Part of a data file:
============
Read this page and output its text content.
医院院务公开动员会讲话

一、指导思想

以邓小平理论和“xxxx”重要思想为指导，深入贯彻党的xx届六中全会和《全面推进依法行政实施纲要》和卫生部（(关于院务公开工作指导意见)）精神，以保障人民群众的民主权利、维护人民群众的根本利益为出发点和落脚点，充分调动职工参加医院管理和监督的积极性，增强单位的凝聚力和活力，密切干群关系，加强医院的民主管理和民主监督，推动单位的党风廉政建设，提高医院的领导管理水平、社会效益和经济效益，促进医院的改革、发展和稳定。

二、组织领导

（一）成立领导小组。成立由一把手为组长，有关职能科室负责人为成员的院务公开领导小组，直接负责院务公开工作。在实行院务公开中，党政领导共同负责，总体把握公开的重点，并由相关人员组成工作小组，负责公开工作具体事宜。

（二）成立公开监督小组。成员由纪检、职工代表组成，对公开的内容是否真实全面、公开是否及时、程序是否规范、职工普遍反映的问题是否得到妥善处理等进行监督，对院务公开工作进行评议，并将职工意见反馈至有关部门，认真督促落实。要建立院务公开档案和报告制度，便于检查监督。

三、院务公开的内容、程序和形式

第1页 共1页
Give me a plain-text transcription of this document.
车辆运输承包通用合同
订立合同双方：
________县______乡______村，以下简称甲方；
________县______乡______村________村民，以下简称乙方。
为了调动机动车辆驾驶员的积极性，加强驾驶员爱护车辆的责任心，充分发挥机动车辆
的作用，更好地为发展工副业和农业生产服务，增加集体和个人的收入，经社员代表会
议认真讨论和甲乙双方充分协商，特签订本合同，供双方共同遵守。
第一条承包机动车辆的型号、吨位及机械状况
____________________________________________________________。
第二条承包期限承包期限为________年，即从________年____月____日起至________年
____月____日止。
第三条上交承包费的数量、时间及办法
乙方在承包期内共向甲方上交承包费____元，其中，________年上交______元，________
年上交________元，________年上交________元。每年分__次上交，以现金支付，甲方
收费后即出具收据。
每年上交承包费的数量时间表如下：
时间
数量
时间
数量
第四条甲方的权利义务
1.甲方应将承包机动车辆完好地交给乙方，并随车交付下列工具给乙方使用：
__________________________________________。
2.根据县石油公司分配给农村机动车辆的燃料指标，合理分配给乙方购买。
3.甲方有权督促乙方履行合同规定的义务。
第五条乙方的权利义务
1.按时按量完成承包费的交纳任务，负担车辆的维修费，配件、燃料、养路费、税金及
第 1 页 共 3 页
============
Write the entire listing out again, word for word.

Read this page and output its text content.
医院院务公开动员会讲话

一、指导思想

以邓小平理论和“xxxx”重要思想为指导，深入贯彻党的xx届六中全会和《全面推进依法行政实施纲要》和卫生部（(关于院务公开工作指导意见)）精神，以保障人民群众的民主权利、维护人民群众的根本利益为出发点和落脚点，充分调动职工参加医院管理和监督的积极性，增强单位的凝聚力和活力，密切干群关系，加强医院的民主管理和民主监督，推动单位的党风廉政建设，提高医院的领导管理水平、社会效益和经济效益，促进医院的改革、发展和稳定。

二、组织领导

（一）成立领导小组。成立由一把手为组长，有关职能科室负责人为成员的院务公开领导小组，直接负责院务公开工作。在实行院务公开中，党政领导共同负责，总体把握公开的重点，并由相关人员组成工作小组，负责公开工作具体事宜。

（二）成立公开监督小组。成员由纪检、职工代表组成，对公开的内容是否真实全面、公开是否及时、程序是否规范、职工普遍反映的问题是否得到妥善处理等进行监督，对院务公开工作进行评议，并将职工意见反馈至有关部门，认真督促落实。要建立院务公开档案和报告制度，便于检查监督。

三、院务公开的内容、程序和形式

第1页 共1页
Give me a plain-text transcription of this document.
车辆运输承包通用合同
订立合同双方：
________县______乡______村，以下简称甲方；
________县______乡______村________村民，以下简称乙方。
为了调动机动车辆驾驶员的积极性，加强驾驶员爱护车辆的责任心，充分发挥机动车辆
的作用，更好地为发展工副业和农业生产服务，增加集体和个人的收入，经社员代表会
议认真讨论和甲乙双方充分协商，特签订本合同，供双方共同遵守。
第一条承包机动车辆的型号、吨位及机械状况
____________________________________________________________。
第二条承包期限承包期限为________年，即从________年____月____日起至________年
____月____日止。
第三条上交承包费的数量、时间及办法
乙方在承包期内共向甲方上交承包费____元，其中，________年上交______元，________
年上交________元，________年上交________元。每年分__次上交，以现金支付，甲方
收费后即出具收据。
每年上交承包费的数量时间表如下：
时间
数量
时间
数量
第四条甲方的权利义务
1.甲方应将承包机动车辆完好地交给乙方，并随车交付下列工具给乙方使用：
__________________________________________。
2.根据县石油公司分配给农村机动车辆的燃料指标，合理分配给乙方购买。
3.甲方有权督促乙方履行合同规定的义务。
第五条乙方的权利义务
1.按时按量完成承包费的交纳任务，负担车辆的维修费，配件、燃料、养路费、税金及
第 1 页 共 3 页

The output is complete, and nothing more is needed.